** START Available records **

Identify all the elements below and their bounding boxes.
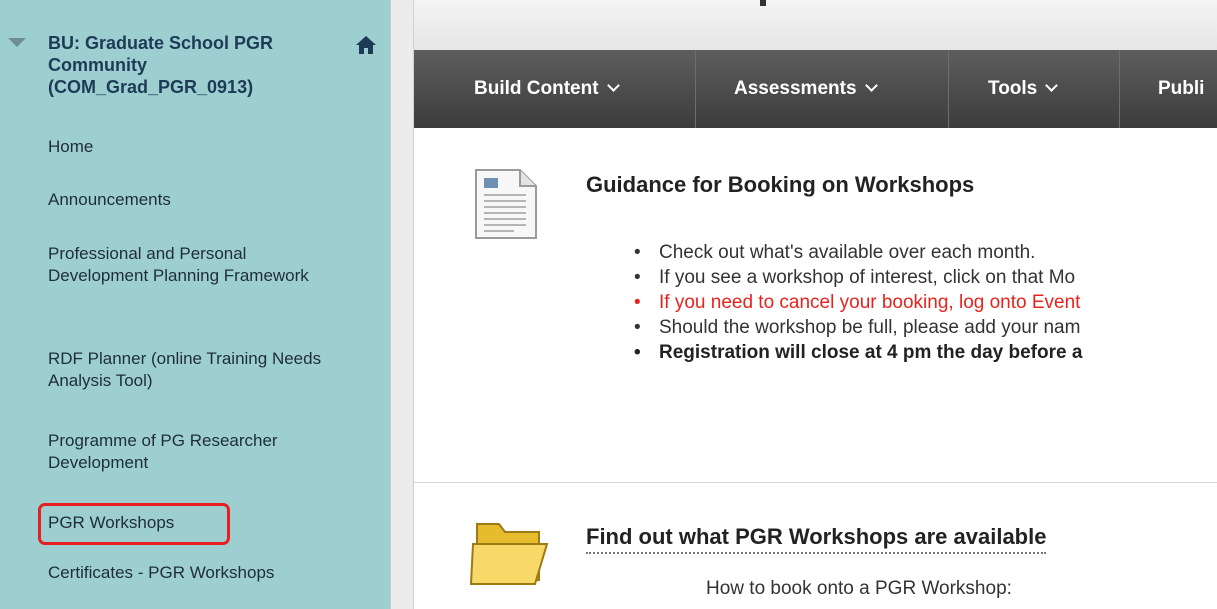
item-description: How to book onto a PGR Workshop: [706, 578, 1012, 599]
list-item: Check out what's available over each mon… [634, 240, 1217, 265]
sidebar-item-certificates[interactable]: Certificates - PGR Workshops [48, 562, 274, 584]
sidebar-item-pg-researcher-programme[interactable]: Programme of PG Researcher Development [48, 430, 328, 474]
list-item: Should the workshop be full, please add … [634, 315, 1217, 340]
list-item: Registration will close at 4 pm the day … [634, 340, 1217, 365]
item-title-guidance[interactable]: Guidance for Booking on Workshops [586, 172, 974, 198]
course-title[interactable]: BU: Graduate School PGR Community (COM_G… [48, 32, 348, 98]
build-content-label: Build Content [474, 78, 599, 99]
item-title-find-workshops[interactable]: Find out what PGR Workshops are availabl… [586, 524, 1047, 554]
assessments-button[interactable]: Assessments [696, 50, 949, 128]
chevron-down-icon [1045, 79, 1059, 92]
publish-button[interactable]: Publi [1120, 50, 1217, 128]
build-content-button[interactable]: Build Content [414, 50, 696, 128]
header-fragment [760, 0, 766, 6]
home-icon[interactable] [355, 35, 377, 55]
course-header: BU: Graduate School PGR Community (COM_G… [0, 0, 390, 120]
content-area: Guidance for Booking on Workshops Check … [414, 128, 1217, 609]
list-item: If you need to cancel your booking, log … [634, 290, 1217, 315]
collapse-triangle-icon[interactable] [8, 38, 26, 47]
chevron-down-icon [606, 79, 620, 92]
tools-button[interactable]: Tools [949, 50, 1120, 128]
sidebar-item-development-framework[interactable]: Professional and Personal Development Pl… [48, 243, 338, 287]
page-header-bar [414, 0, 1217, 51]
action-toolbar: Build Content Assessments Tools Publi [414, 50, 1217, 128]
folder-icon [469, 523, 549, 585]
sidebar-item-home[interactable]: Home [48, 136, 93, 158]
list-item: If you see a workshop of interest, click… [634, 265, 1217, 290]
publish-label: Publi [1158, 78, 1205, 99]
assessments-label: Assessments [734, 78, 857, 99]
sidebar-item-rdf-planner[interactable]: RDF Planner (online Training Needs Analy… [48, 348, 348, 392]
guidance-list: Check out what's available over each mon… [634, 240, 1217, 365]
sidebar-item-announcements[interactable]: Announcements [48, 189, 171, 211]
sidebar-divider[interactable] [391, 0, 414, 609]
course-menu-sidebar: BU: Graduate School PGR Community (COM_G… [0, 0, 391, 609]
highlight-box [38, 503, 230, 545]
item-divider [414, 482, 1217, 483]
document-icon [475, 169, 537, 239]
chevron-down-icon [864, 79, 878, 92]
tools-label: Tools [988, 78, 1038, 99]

** END Available records **

▶ [What is being asked]: Copy out the lines verbatim, beginning with the line that contains "item-description: How to" and ending after the line that contains "sidebar-item-certificates[interactable]: Certificates - PGR".

▶ [Exercise answer]:
item-description: How to book onto a PGR Workshop: [706, 578, 1012, 599]
list-item: Check out what's available over each mon… [634, 240, 1217, 265]
sidebar-item-certificates[interactable]: Certificates - PGR Workshops [48, 562, 274, 584]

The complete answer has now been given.